■ Directive ■
Print each line exactly as it is given.

■ Data ■
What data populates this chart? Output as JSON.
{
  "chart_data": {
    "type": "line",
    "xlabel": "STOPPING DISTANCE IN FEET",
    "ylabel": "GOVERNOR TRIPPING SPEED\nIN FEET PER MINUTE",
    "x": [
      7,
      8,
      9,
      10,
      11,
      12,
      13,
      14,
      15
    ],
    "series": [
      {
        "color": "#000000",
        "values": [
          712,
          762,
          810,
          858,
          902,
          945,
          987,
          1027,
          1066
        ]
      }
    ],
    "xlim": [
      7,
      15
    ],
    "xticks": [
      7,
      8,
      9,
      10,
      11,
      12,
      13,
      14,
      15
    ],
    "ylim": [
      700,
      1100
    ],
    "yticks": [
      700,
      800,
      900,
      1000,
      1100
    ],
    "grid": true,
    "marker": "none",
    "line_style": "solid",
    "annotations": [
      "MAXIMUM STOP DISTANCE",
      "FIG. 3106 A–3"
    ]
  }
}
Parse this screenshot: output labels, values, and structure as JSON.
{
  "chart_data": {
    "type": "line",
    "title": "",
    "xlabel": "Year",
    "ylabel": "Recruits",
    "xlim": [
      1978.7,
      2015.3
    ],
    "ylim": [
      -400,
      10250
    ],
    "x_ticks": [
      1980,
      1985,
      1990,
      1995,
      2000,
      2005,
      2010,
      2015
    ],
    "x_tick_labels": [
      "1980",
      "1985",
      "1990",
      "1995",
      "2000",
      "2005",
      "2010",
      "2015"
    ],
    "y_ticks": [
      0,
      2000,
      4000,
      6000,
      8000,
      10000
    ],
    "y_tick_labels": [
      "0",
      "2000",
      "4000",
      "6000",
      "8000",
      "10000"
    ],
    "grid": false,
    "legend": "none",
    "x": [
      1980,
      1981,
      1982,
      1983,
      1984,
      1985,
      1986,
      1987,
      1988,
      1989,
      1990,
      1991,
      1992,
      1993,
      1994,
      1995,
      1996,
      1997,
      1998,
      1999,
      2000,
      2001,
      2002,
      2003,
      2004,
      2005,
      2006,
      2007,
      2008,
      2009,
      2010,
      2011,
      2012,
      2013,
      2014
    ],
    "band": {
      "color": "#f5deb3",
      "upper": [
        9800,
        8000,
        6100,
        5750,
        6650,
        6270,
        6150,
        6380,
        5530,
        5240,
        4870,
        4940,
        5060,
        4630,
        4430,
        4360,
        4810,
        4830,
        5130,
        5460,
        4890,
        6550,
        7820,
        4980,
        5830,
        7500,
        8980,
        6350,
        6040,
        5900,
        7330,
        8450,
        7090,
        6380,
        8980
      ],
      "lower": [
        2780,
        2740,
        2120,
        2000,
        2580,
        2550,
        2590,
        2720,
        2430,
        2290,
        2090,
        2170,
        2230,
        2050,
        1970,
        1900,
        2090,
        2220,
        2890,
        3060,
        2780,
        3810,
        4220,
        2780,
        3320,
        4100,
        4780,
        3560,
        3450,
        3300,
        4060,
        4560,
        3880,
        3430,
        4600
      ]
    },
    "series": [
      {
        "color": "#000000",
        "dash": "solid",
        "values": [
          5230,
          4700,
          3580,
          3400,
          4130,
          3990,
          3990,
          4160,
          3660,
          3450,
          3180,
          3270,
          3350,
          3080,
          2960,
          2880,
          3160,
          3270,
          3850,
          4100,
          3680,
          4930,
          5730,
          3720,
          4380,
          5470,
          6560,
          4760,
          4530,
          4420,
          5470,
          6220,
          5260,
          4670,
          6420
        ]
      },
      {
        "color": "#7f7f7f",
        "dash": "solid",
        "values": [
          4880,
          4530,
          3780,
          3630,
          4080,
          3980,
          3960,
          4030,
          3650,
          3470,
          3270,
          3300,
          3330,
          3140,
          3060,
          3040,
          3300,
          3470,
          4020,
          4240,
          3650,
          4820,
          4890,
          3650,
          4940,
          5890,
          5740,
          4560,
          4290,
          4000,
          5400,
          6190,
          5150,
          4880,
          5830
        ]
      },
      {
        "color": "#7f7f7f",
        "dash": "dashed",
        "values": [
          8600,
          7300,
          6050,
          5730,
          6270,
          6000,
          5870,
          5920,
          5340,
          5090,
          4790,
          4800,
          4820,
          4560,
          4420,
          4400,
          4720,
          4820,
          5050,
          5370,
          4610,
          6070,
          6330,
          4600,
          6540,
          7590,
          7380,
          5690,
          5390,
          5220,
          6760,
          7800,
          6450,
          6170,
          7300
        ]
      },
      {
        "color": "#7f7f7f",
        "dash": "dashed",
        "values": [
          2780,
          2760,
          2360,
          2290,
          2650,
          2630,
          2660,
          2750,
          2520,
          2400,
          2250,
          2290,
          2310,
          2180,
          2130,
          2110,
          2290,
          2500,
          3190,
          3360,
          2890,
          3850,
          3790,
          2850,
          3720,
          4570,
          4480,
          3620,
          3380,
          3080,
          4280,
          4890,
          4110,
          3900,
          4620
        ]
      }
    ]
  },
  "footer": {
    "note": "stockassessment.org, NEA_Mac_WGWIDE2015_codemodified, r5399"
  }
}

■ Task result ■
What data populates this chart? Output as JSON.
{
  "chart_data": {
    "type": "line",
    "xlabel": "STOPPING DISTANCE IN FEET",
    "ylabel": "GOVERNOR TRIPPING SPEED\nIN FEET PER MINUTE",
    "x": [
      7,
      8,
      9,
      10,
      11,
      12,
      13,
      14,
      15
    ],
    "series": [
      {
        "color": "#000000",
        "values": [
          712,
          762,
          810,
          858,
          902,
          945,
          987,
          1027,
          1066
        ]
      }
    ],
    "xlim": [
      7,
      15
    ],
    "xticks": [
      7,
      8,
      9,
      10,
      11,
      12,
      13,
      14,
      15
    ],
    "ylim": [
      700,
      1100
    ],
    "yticks": [
      700,
      800,
      900,
      1000,
      1100
    ],
    "grid": true,
    "marker": "none",
    "line_style": "solid",
    "annotations": [
      "MAXIMUM STOP DISTANCE",
      "FIG. 3106 A–3"
    ]
  }
}
Parse this screenshot: output labels, values, and structure as JSON.
{
  "chart_data": {
    "type": "line",
    "title": "",
    "xlabel": "Year",
    "ylabel": "Recruits",
    "xlim": [
      1978.7,
      2015.3
    ],
    "ylim": [
      -400,
      10250
    ],
    "x_ticks": [
      1980,
      1985,
      1990,
      1995,
      2000,
      2005,
      2010,
      2015
    ],
    "x_tick_labels": [
      "1980",
      "1985",
      "1990",
      "1995",
      "2000",
      "2005",
      "2010",
      "2015"
    ],
    "y_ticks": [
      0,
      2000,
      4000,
      6000,
      8000,
      10000
    ],
    "y_tick_labels": [
      "0",
      "2000",
      "4000",
      "6000",
      "8000",
      "10000"
    ],
    "grid": false,
    "legend": "none",
    "x": [
      1980,
      1981,
      1982,
      1983,
      1984,
      1985,
      1986,
      1987,
      1988,
      1989,
      1990,
      1991,
      1992,
      1993,
      1994,
      1995,
      1996,
      1997,
      1998,
      1999,
      2000,
      2001,
      2002,
      2003,
      2004,
      2005,
      2006,
      2007,
      2008,
      2009,
      2010,
      2011,
      2012,
      2013,
      2014
    ],
    "band": {
      "color": "#f5deb3",
      "upper": [
        9800,
        8000,
        6100,
        5750,
        6650,
        6270,
        6150,
        6380,
        5530,
        5240,
        4870,
        4940,
        5060,
        4630,
        4430,
        4360,
        4810,
        4830,
        5130,
        5460,
        4890,
        6550,
        7820,
        4980,
        5830,
        7500,
        8980,
        6350,
        6040,
        5900,
        7330,
        8450,
        7090,
        6380,
        8980
      ],
      "lower": [
        2780,
        2740,
        2120,
        2000,
        2580,
        2550,
        2590,
        2720,
        2430,
        2290,
        2090,
        2170,
        2230,
        2050,
        1970,
        1900,
        2090,
        2220,
        2890,
        3060,
        2780,
        3810,
        4220,
        2780,
        3320,
        4100,
        4780,
        3560,
        3450,
        3300,
        4060,
        4560,
        3880,
        3430,
        4600
      ]
    },
    "series": [
      {
        "color": "#000000",
        "dash": "solid",
        "values": [
          5230,
          4700,
          3580,
          3400,
          4130,
          3990,
          3990,
          4160,
          3660,
          3450,
          3180,
          3270,
          3350,
          3080,
          2960,
          2880,
          3160,
          3270,
          3850,
          4100,
          3680,
          4930,
          5730,
          3720,
          4380,
          5470,
          6560,
          4760,
          4530,
          4420,
          5470,
          6220,
          5260,
          4670,
          6420
        ]
      },
      {
        "color": "#7f7f7f",
        "dash": "solid",
        "values": [
          4880,
          4530,
          3780,
          3630,
          4080,
          3980,
          3960,
          4030,
          3650,
          3470,
          3270,
          3300,
          3330,
          3140,
          3060,
          3040,
          3300,
          3470,
          4020,
          4240,
          3650,
          4820,
          4890,
          3650,
          4940,
          5890,
          5740,
          4560,
          4290,
          4000,
          5400,
          6190,
          5150,
          4880,
          5830
        ]
      },
      {
        "color": "#7f7f7f",
        "dash": "dashed",
        "values": [
          8600,
          7300,
          6050,
          5730,
          6270,
          6000,
          5870,
          5920,
          5340,
          5090,
          4790,
          4800,
          4820,
          4560,
          4420,
          4400,
          4720,
          4820,
          5050,
          5370,
          4610,
          6070,
          6330,
          4600,
          6540,
          7590,
          7380,
          5690,
          5390,
          5220,
          6760,
          7800,
          6450,
          6170,
          7300
        ]
      },
      {
        "color": "#7f7f7f",
        "dash": "dashed",
        "values": [
          2780,
          2760,
          2360,
          2290,
          2650,
          2630,
          2660,
          2750,
          2520,
          2400,
          2250,
          2290,
          2310,
          2180,
          2130,
          2110,
          2290,
          2500,
          3190,
          3360,
          2890,
          3850,
          3790,
          2850,
          3720,
          4570,
          4480,
          3620,
          3380,
          3080,
          4280,
          4890,
          4110,
          3900,
          4620
        ]
      }
    ]
  },
  "footer": {
    "note": "stockassessment.org, NEA_Mac_WGWIDE2015_codemodified, r5399"
  }
}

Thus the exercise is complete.